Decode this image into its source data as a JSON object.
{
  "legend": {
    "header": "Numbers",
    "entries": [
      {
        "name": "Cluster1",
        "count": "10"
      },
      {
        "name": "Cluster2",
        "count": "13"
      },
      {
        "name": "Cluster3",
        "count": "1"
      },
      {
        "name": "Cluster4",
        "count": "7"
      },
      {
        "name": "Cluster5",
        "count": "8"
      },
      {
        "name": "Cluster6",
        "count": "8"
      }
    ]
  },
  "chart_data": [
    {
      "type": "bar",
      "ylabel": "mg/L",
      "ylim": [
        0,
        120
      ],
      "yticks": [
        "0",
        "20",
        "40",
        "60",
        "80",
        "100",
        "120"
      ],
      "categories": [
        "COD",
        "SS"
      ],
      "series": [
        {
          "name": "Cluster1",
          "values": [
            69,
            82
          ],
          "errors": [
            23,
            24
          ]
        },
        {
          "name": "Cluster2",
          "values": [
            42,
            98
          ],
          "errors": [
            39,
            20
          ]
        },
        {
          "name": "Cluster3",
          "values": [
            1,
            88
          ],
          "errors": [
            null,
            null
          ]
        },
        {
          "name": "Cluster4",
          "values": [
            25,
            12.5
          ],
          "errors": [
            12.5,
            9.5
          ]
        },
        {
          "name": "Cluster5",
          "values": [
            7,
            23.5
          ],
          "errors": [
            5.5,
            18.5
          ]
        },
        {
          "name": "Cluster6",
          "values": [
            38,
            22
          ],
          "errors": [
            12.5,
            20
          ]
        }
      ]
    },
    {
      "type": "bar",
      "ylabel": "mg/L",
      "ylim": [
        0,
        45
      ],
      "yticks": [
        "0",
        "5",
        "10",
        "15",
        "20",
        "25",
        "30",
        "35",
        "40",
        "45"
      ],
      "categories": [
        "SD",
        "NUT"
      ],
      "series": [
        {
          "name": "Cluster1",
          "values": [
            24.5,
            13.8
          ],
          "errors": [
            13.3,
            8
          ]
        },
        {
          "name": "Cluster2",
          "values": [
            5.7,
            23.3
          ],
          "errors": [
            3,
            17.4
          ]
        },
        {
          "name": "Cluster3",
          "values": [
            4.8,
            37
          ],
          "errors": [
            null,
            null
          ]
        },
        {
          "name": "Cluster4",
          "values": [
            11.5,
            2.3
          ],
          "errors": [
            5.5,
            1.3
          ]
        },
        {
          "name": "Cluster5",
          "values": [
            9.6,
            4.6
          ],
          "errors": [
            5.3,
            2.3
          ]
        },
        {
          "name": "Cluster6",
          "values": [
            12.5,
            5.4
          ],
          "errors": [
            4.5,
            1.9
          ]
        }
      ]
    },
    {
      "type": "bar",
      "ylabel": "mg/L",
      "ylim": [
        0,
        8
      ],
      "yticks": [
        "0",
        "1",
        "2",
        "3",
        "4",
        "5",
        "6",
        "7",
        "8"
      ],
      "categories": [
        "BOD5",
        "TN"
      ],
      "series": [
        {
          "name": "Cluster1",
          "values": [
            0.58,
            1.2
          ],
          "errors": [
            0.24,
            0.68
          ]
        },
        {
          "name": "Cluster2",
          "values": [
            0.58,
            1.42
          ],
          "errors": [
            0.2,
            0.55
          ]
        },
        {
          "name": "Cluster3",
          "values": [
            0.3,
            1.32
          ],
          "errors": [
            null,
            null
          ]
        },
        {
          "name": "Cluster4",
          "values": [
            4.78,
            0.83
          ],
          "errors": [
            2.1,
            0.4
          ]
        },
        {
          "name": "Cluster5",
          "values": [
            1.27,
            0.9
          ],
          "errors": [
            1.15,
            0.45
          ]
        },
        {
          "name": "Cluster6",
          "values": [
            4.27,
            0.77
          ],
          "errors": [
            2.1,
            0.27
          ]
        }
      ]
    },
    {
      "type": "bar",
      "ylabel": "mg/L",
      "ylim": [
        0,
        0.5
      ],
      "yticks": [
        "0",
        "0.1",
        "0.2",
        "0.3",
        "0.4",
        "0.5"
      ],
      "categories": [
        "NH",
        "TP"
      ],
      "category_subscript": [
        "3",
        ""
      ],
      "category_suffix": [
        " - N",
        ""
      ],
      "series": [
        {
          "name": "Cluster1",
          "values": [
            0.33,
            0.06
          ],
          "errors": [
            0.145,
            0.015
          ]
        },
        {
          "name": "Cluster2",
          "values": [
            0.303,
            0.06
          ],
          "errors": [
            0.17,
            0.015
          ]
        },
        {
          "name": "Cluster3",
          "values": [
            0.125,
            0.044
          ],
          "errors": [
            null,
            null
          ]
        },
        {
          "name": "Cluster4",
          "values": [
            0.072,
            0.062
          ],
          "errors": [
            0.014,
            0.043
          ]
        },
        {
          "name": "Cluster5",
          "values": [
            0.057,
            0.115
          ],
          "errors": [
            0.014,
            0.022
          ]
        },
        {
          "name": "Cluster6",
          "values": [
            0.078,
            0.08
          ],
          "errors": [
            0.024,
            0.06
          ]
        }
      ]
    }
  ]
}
────────────────
_WHAT IS EXPECTED:_ How many lines of the entries above hold the string "count"? Reply with the number alone.

_EXERCISE OUTPUT:_ 6